[Begin WORKING DATA]

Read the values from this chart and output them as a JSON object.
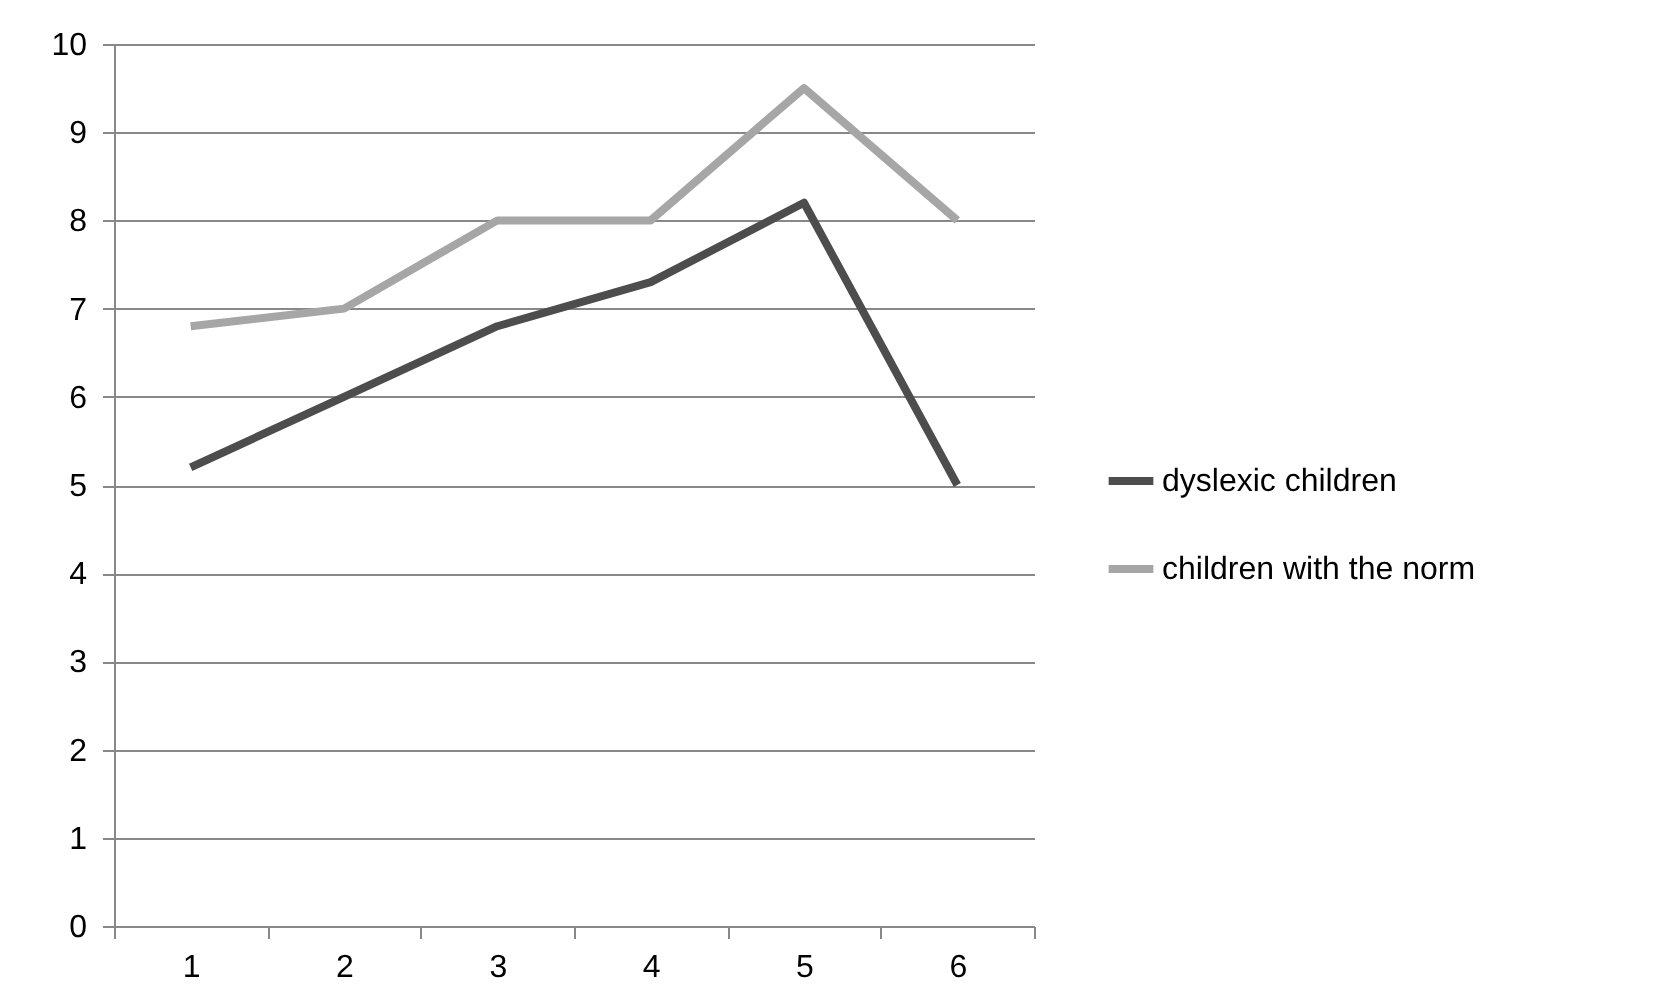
{
  "chart_data": {
    "type": "line",
    "categories": [
      "1",
      "2",
      "3",
      "4",
      "5",
      "6"
    ],
    "series": [
      {
        "name": "dyslexic children",
        "color": "#4d4d4d",
        "values": [
          5.2,
          6.0,
          6.8,
          7.3,
          8.2,
          5.0
        ]
      },
      {
        "name": "children with the norm",
        "color": "#a6a6a6",
        "values": [
          6.8,
          7.0,
          8.0,
          8.0,
          9.5,
          8.0
        ]
      }
    ],
    "ylim": [
      0,
      10
    ],
    "yticks": [
      0,
      1,
      2,
      3,
      4,
      5,
      6,
      7,
      8,
      9,
      10
    ],
    "grid": "y",
    "legend": "right",
    "marker": "none",
    "line_style": "solid"
  }
}
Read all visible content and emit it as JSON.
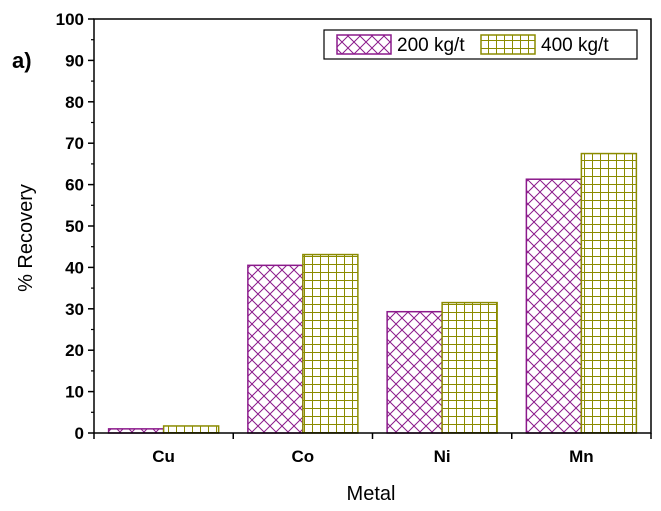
{
  "panel_label": "a)",
  "chart_data": {
    "type": "bar",
    "categories": [
      "Cu",
      "Co",
      "Ni",
      "Mn"
    ],
    "series": [
      {
        "name": "200 kg/t",
        "values": [
          1.0,
          40.5,
          29.3,
          61.3
        ],
        "color": "#8b1a8b",
        "pattern": "crosshatch"
      },
      {
        "name": "400 kg/t",
        "values": [
          1.7,
          43.1,
          31.5,
          67.5
        ],
        "color": "#8b8b00",
        "pattern": "grid"
      }
    ],
    "xlabel": "Metal",
    "ylabel": "% Recovery",
    "ylim": [
      0,
      100
    ],
    "yticks": [
      "0",
      "10",
      "20",
      "30",
      "40",
      "50",
      "60",
      "70",
      "80",
      "90",
      "100"
    ],
    "grid": false,
    "legend": "top-right"
  }
}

[End WORKING DATA]

* TO DO:
Find "color". Copy every line it occurs in.

* FULL SOLUTION:
        "color": "#4d4d4d",
        "color": "#a6a6a6",
        "color": "#8b1a8b",
        "color": "#8b8b00",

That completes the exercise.